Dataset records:

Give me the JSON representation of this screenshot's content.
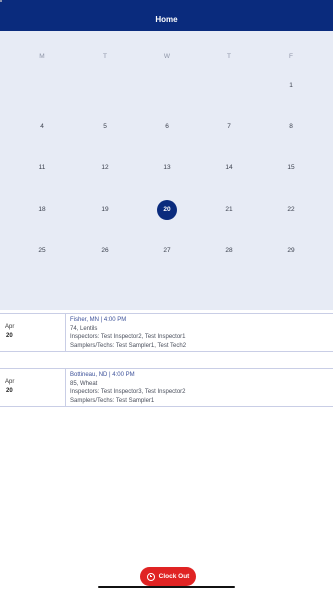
{
  "header": {
    "title": "Home"
  },
  "calendar": {
    "weekdays": [
      "M",
      "T",
      "W",
      "T",
      "F"
    ],
    "weeks": [
      [
        "",
        "",
        "",
        "",
        "1"
      ],
      [
        "4",
        "5",
        "6",
        "7",
        "8"
      ],
      [
        "11",
        "12",
        "13",
        "14",
        "15"
      ],
      [
        "18",
        "19",
        "20",
        "21",
        "22"
      ],
      [
        "25",
        "26",
        "27",
        "28",
        "29"
      ]
    ],
    "selected_day": "20"
  },
  "events": [
    {
      "month": "Apr",
      "day": "20",
      "location_time": "Fisher, MN | 4:00 PM",
      "title": "74, Lentils",
      "inspectors": "Inspectors: Test Inspector2, Test Inspector1",
      "samplers": "Samplers/Techs: Test Sampler1, Test Tech2"
    },
    {
      "month": "Apr",
      "day": "20",
      "location_time": "Bottineau, ND | 4:00 PM",
      "title": "85, Wheat",
      "inspectors": "Inspectors: Test Inspector3, Test Inspector2",
      "samplers": "Samplers/Techs: Test Sampler1"
    }
  ],
  "clock_out": {
    "label": "Clock Out",
    "icon": "clock-icon",
    "color": "#e02323"
  },
  "colors": {
    "brand": "#0a2b7d",
    "calendar_bg": "#e7ebf5"
  }
}
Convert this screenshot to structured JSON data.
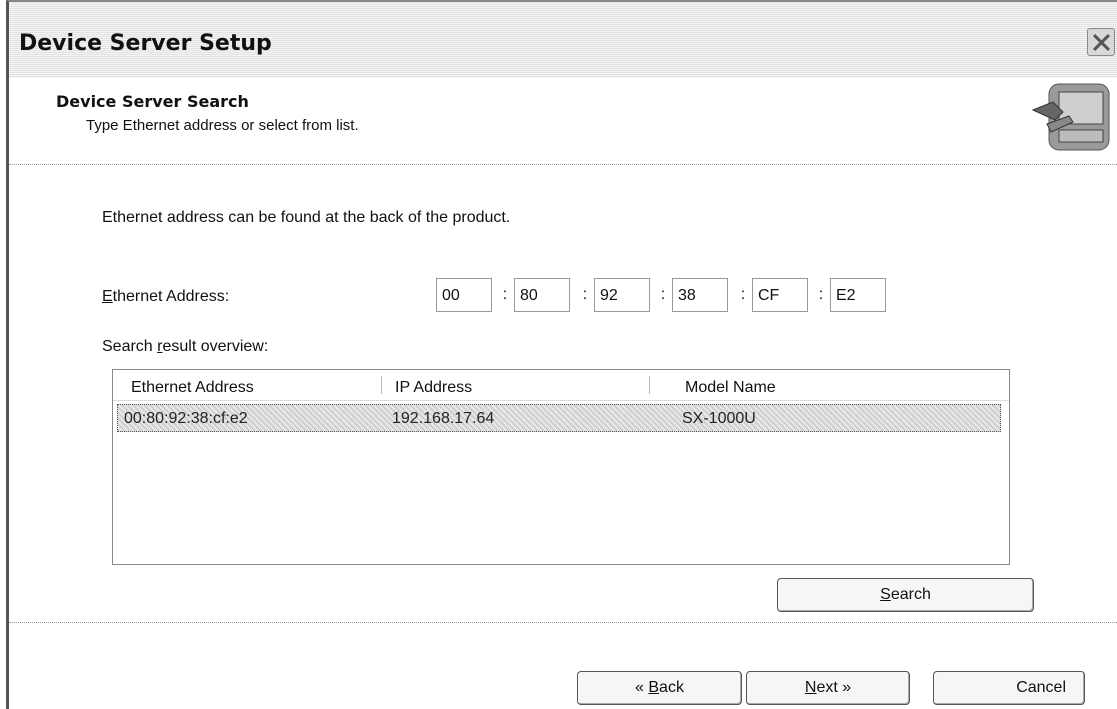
{
  "window": {
    "title": "Device Server Setup"
  },
  "header": {
    "title": "Device Server Search",
    "subtitle": "Type Ethernet address or select from list.",
    "icon": "setup-tools-icon"
  },
  "content": {
    "info_text": "Ethernet address can be found at the back of the product.",
    "ethernet_label_accel": "E",
    "ethernet_label_rest": "thernet Address:",
    "octets": [
      "00",
      "80",
      "92",
      "38",
      "CF",
      "E2"
    ],
    "separator": ":",
    "search_result_label_pre": "Search ",
    "search_result_label_accel": "r",
    "search_result_label_post": "esult overview:"
  },
  "list": {
    "columns": [
      "Ethernet Address",
      "IP Address",
      "Model Name"
    ],
    "rows": [
      {
        "ethernet": "00:80:92:38:cf:e2",
        "ip": "192.168.17.64",
        "model": "SX-1000U"
      }
    ]
  },
  "buttons": {
    "search_accel": "S",
    "search_rest": "earch",
    "back_pre": "« ",
    "back_accel": "B",
    "back_rest": "ack",
    "next_accel": "N",
    "next_rest": "ext »",
    "cancel": "Cancel"
  }
}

Task to carry out
Find the lines containing "Device" and pull them out.

Correct answer
    "title": "Device Server Setup"
    "title": "Device Server Search",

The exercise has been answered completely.